**Problem**
Copy out the complete listing, word for word.

(Data listing)
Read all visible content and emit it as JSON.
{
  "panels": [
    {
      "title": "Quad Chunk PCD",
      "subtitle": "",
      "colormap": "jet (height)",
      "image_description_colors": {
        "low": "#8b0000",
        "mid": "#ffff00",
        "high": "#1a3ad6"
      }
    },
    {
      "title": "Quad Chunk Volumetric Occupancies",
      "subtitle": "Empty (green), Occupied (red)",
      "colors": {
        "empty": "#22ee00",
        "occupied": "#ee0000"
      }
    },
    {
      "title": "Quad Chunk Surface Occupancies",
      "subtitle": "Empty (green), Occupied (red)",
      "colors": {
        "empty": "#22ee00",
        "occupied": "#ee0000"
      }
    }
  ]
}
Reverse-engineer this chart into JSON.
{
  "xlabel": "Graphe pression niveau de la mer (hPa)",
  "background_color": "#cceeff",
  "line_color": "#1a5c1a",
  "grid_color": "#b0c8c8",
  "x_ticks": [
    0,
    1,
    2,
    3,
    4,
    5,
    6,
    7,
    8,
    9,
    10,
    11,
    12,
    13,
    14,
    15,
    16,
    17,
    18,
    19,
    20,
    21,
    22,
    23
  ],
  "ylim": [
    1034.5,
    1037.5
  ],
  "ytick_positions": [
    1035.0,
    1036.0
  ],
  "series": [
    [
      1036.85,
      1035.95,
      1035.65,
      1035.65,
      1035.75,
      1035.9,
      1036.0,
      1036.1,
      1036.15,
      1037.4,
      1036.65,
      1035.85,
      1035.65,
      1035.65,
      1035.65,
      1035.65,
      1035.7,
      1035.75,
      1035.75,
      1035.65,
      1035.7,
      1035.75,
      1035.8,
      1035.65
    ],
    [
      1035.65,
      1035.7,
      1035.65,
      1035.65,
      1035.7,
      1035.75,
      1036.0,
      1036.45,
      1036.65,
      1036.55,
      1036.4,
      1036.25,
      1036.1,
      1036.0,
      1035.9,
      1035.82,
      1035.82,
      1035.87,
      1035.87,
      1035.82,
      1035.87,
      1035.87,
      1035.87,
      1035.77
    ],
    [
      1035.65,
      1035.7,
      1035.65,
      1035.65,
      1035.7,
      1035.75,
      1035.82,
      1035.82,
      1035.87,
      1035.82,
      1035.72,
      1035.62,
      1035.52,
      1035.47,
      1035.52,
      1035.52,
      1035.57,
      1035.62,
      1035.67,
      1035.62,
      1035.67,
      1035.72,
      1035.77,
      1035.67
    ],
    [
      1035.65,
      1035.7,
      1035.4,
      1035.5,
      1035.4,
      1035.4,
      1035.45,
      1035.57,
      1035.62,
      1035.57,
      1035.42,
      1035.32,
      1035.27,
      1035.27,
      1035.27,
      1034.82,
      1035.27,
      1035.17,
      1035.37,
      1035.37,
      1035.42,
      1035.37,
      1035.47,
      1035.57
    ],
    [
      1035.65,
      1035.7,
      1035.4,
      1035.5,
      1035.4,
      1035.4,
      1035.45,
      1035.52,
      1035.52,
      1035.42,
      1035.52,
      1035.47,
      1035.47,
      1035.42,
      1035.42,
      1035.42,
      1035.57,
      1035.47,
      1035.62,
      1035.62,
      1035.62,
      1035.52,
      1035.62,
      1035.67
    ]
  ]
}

**Reply**
Read all visible content and emit it as JSON.
{
  "panels": [
    {
      "title": "Quad Chunk PCD",
      "subtitle": "",
      "colormap": "jet (height)",
      "image_description_colors": {
        "low": "#8b0000",
        "mid": "#ffff00",
        "high": "#1a3ad6"
      }
    },
    {
      "title": "Quad Chunk Volumetric Occupancies",
      "subtitle": "Empty (green), Occupied (red)",
      "colors": {
        "empty": "#22ee00",
        "occupied": "#ee0000"
      }
    },
    {
      "title": "Quad Chunk Surface Occupancies",
      "subtitle": "Empty (green), Occupied (red)",
      "colors": {
        "empty": "#22ee00",
        "occupied": "#ee0000"
      }
    }
  ]
}
Reverse-engineer this chart into JSON.
{
  "xlabel": "Graphe pression niveau de la mer (hPa)",
  "background_color": "#cceeff",
  "line_color": "#1a5c1a",
  "grid_color": "#b0c8c8",
  "x_ticks": [
    0,
    1,
    2,
    3,
    4,
    5,
    6,
    7,
    8,
    9,
    10,
    11,
    12,
    13,
    14,
    15,
    16,
    17,
    18,
    19,
    20,
    21,
    22,
    23
  ],
  "ylim": [
    1034.5,
    1037.5
  ],
  "ytick_positions": [
    1035.0,
    1036.0
  ],
  "series": [
    [
      1036.85,
      1035.95,
      1035.65,
      1035.65,
      1035.75,
      1035.9,
      1036.0,
      1036.1,
      1036.15,
      1037.4,
      1036.65,
      1035.85,
      1035.65,
      1035.65,
      1035.65,
      1035.65,
      1035.7,
      1035.75,
      1035.75,
      1035.65,
      1035.7,
      1035.75,
      1035.8,
      1035.65
    ],
    [
      1035.65,
      1035.7,
      1035.65,
      1035.65,
      1035.7,
      1035.75,
      1036.0,
      1036.45,
      1036.65,
      1036.55,
      1036.4,
      1036.25,
      1036.1,
      1036.0,
      1035.9,
      1035.82,
      1035.82,
      1035.87,
      1035.87,
      1035.82,
      1035.87,
      1035.87,
      1035.87,
      1035.77
    ],
    [
      1035.65,
      1035.7,
      1035.65,
      1035.65,
      1035.7,
      1035.75,
      1035.82,
      1035.82,
      1035.87,
      1035.82,
      1035.72,
      1035.62,
      1035.52,
      1035.47,
      1035.52,
      1035.52,
      1035.57,
      1035.62,
      1035.67,
      1035.62,
      1035.67,
      1035.72,
      1035.77,
      1035.67
    ],
    [
      1035.65,
      1035.7,
      1035.4,
      1035.5,
      1035.4,
      1035.4,
      1035.45,
      1035.57,
      1035.62,
      1035.57,
      1035.42,
      1035.32,
      1035.27,
      1035.27,
      1035.27,
      1034.82,
      1035.27,
      1035.17,
      1035.37,
      1035.37,
      1035.42,
      1035.37,
      1035.47,
      1035.57
    ],
    [
      1035.65,
      1035.7,
      1035.4,
      1035.5,
      1035.4,
      1035.4,
      1035.45,
      1035.52,
      1035.52,
      1035.42,
      1035.52,
      1035.47,
      1035.47,
      1035.42,
      1035.42,
      1035.42,
      1035.57,
      1035.47,
      1035.62,
      1035.62,
      1035.62,
      1035.52,
      1035.62,
      1035.67
    ]
  ]
}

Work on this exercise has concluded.